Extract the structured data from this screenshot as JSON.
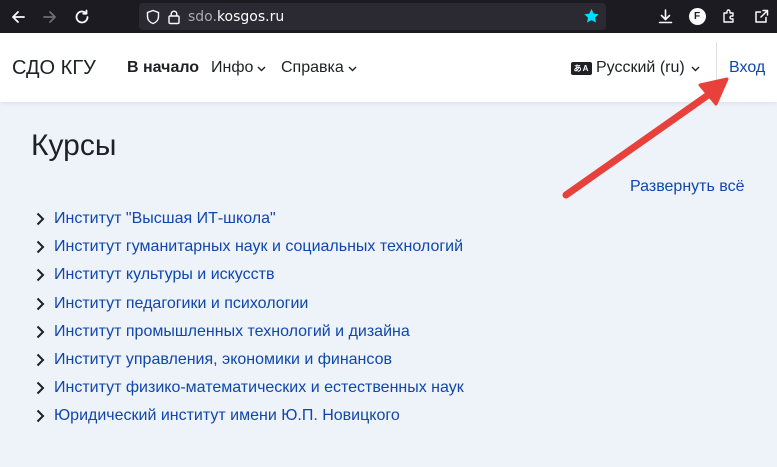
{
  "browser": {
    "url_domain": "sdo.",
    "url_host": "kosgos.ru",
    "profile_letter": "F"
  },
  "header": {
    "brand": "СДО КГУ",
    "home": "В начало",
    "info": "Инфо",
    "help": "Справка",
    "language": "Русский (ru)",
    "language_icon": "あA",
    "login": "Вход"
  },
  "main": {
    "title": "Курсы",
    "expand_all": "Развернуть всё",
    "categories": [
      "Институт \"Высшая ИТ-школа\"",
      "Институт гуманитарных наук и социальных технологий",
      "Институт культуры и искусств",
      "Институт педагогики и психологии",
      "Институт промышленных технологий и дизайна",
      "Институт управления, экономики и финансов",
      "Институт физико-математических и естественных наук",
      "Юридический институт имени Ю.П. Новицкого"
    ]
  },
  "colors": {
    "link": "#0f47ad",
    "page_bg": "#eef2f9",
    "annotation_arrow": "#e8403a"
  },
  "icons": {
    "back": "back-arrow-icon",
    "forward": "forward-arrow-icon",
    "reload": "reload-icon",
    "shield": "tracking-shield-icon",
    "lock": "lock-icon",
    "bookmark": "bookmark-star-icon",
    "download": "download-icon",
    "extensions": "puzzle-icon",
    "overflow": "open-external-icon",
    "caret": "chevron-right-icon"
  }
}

Task goal: Determine how many lines contain the word "технологий" and reply with that number alone.

Task result: 2